> **Exercise objective**:
Retype all of the data exactly as given.

>> start

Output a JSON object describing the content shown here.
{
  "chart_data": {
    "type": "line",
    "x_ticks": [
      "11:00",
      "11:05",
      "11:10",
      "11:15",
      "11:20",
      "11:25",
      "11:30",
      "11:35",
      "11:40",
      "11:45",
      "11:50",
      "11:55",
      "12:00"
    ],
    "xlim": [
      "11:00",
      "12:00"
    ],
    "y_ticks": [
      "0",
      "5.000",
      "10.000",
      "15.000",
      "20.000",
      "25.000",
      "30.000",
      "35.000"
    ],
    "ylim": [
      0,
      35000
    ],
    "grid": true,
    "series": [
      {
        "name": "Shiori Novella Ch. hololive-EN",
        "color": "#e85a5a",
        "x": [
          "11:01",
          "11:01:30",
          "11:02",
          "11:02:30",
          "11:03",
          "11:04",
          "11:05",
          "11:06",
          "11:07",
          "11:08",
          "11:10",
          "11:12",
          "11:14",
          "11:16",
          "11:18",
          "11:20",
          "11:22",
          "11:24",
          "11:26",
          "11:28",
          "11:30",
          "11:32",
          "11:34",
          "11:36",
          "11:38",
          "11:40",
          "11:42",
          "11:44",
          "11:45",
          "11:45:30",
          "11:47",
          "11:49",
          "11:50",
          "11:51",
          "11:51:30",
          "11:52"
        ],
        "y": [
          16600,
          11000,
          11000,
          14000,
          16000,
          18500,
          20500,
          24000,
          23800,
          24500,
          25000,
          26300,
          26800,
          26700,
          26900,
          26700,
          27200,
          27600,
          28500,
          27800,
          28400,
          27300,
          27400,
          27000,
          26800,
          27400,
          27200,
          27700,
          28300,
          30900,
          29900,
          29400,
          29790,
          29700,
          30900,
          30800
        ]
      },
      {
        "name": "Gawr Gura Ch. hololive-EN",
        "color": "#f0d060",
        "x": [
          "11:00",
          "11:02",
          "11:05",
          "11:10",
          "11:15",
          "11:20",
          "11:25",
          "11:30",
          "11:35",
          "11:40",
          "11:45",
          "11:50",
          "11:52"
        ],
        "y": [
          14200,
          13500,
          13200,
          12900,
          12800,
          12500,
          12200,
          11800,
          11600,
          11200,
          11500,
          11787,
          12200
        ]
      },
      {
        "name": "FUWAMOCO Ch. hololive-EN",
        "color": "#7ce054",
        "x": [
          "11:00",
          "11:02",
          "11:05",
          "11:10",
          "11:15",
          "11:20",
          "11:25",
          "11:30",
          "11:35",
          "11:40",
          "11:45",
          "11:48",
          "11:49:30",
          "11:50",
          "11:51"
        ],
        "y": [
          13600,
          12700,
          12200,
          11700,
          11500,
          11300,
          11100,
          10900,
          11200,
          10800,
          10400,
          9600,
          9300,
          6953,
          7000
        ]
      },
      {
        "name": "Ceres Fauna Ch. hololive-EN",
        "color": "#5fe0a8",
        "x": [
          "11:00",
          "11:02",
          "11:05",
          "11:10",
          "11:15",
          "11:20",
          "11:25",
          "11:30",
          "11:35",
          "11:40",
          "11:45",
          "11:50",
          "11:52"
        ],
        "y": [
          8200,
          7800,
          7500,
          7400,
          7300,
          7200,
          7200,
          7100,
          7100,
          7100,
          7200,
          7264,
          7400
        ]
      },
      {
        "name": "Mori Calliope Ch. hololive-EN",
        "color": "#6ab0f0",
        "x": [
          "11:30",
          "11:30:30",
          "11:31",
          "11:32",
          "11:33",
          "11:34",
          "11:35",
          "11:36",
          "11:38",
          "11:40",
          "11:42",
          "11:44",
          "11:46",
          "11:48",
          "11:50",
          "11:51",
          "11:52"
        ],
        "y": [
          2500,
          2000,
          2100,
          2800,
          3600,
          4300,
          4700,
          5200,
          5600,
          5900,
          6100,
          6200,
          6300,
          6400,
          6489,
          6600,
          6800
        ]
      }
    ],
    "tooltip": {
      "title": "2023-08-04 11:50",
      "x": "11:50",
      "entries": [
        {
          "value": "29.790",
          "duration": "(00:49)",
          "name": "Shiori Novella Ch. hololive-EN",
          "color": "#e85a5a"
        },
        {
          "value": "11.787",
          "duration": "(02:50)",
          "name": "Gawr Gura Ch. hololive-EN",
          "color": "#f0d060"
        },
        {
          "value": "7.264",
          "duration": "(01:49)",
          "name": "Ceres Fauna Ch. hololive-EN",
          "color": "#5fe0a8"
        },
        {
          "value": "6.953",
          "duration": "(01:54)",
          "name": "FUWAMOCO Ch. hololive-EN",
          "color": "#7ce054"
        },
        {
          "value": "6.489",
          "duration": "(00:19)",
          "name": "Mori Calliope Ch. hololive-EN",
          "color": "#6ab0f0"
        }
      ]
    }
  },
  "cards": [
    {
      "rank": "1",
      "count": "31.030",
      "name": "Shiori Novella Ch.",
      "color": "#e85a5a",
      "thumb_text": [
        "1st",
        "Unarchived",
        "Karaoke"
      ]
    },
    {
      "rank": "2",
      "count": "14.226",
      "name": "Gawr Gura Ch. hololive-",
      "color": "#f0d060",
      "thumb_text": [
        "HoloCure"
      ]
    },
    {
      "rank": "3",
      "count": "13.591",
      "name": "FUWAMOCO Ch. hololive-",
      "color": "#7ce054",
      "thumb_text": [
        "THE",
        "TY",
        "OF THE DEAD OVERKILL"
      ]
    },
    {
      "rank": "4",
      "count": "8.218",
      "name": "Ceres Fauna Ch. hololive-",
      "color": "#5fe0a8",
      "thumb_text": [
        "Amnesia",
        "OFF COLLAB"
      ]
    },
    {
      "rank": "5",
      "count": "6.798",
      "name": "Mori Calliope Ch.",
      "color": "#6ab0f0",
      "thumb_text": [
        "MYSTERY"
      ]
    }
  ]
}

>> end

> **Answer to this problem**:
Output a JSON object describing the content shown here.
{
  "chart_data": {
    "type": "line",
    "x_ticks": [
      "11:00",
      "11:05",
      "11:10",
      "11:15",
      "11:20",
      "11:25",
      "11:30",
      "11:35",
      "11:40",
      "11:45",
      "11:50",
      "11:55",
      "12:00"
    ],
    "xlim": [
      "11:00",
      "12:00"
    ],
    "y_ticks": [
      "0",
      "5.000",
      "10.000",
      "15.000",
      "20.000",
      "25.000",
      "30.000",
      "35.000"
    ],
    "ylim": [
      0,
      35000
    ],
    "grid": true,
    "series": [
      {
        "name": "Shiori Novella Ch. hololive-EN",
        "color": "#e85a5a",
        "x": [
          "11:01",
          "11:01:30",
          "11:02",
          "11:02:30",
          "11:03",
          "11:04",
          "11:05",
          "11:06",
          "11:07",
          "11:08",
          "11:10",
          "11:12",
          "11:14",
          "11:16",
          "11:18",
          "11:20",
          "11:22",
          "11:24",
          "11:26",
          "11:28",
          "11:30",
          "11:32",
          "11:34",
          "11:36",
          "11:38",
          "11:40",
          "11:42",
          "11:44",
          "11:45",
          "11:45:30",
          "11:47",
          "11:49",
          "11:50",
          "11:51",
          "11:51:30",
          "11:52"
        ],
        "y": [
          16600,
          11000,
          11000,
          14000,
          16000,
          18500,
          20500,
          24000,
          23800,
          24500,
          25000,
          26300,
          26800,
          26700,
          26900,
          26700,
          27200,
          27600,
          28500,
          27800,
          28400,
          27300,
          27400,
          27000,
          26800,
          27400,
          27200,
          27700,
          28300,
          30900,
          29900,
          29400,
          29790,
          29700,
          30900,
          30800
        ]
      },
      {
        "name": "Gawr Gura Ch. hololive-EN",
        "color": "#f0d060",
        "x": [
          "11:00",
          "11:02",
          "11:05",
          "11:10",
          "11:15",
          "11:20",
          "11:25",
          "11:30",
          "11:35",
          "11:40",
          "11:45",
          "11:50",
          "11:52"
        ],
        "y": [
          14200,
          13500,
          13200,
          12900,
          12800,
          12500,
          12200,
          11800,
          11600,
          11200,
          11500,
          11787,
          12200
        ]
      },
      {
        "name": "FUWAMOCO Ch. hololive-EN",
        "color": "#7ce054",
        "x": [
          "11:00",
          "11:02",
          "11:05",
          "11:10",
          "11:15",
          "11:20",
          "11:25",
          "11:30",
          "11:35",
          "11:40",
          "11:45",
          "11:48",
          "11:49:30",
          "11:50",
          "11:51"
        ],
        "y": [
          13600,
          12700,
          12200,
          11700,
          11500,
          11300,
          11100,
          10900,
          11200,
          10800,
          10400,
          9600,
          9300,
          6953,
          7000
        ]
      },
      {
        "name": "Ceres Fauna Ch. hololive-EN",
        "color": "#5fe0a8",
        "x": [
          "11:00",
          "11:02",
          "11:05",
          "11:10",
          "11:15",
          "11:20",
          "11:25",
          "11:30",
          "11:35",
          "11:40",
          "11:45",
          "11:50",
          "11:52"
        ],
        "y": [
          8200,
          7800,
          7500,
          7400,
          7300,
          7200,
          7200,
          7100,
          7100,
          7100,
          7200,
          7264,
          7400
        ]
      },
      {
        "name": "Mori Calliope Ch. hololive-EN",
        "color": "#6ab0f0",
        "x": [
          "11:30",
          "11:30:30",
          "11:31",
          "11:32",
          "11:33",
          "11:34",
          "11:35",
          "11:36",
          "11:38",
          "11:40",
          "11:42",
          "11:44",
          "11:46",
          "11:48",
          "11:50",
          "11:51",
          "11:52"
        ],
        "y": [
          2500,
          2000,
          2100,
          2800,
          3600,
          4300,
          4700,
          5200,
          5600,
          5900,
          6100,
          6200,
          6300,
          6400,
          6489,
          6600,
          6800
        ]
      }
    ],
    "tooltip": {
      "title": "2023-08-04 11:50",
      "x": "11:50",
      "entries": [
        {
          "value": "29.790",
          "duration": "(00:49)",
          "name": "Shiori Novella Ch. hololive-EN",
          "color": "#e85a5a"
        },
        {
          "value": "11.787",
          "duration": "(02:50)",
          "name": "Gawr Gura Ch. hololive-EN",
          "color": "#f0d060"
        },
        {
          "value": "7.264",
          "duration": "(01:49)",
          "name": "Ceres Fauna Ch. hololive-EN",
          "color": "#5fe0a8"
        },
        {
          "value": "6.953",
          "duration": "(01:54)",
          "name": "FUWAMOCO Ch. hololive-EN",
          "color": "#7ce054"
        },
        {
          "value": "6.489",
          "duration": "(00:19)",
          "name": "Mori Calliope Ch. hololive-EN",
          "color": "#6ab0f0"
        }
      ]
    }
  },
  "cards": [
    {
      "rank": "1",
      "count": "31.030",
      "name": "Shiori Novella Ch.",
      "color": "#e85a5a",
      "thumb_text": [
        "1st",
        "Unarchived",
        "Karaoke"
      ]
    },
    {
      "rank": "2",
      "count": "14.226",
      "name": "Gawr Gura Ch. hololive-",
      "color": "#f0d060",
      "thumb_text": [
        "HoloCure"
      ]
    },
    {
      "rank": "3",
      "count": "13.591",
      "name": "FUWAMOCO Ch. hololive-",
      "color": "#7ce054",
      "thumb_text": [
        "THE",
        "TY",
        "OF THE DEAD OVERKILL"
      ]
    },
    {
      "rank": "4",
      "count": "8.218",
      "name": "Ceres Fauna Ch. hololive-",
      "color": "#5fe0a8",
      "thumb_text": [
        "Amnesia",
        "OFF COLLAB"
      ]
    },
    {
      "rank": "5",
      "count": "6.798",
      "name": "Mori Calliope Ch.",
      "color": "#6ab0f0",
      "thumb_text": [
        "MYSTERY"
      ]
    }
  ]
}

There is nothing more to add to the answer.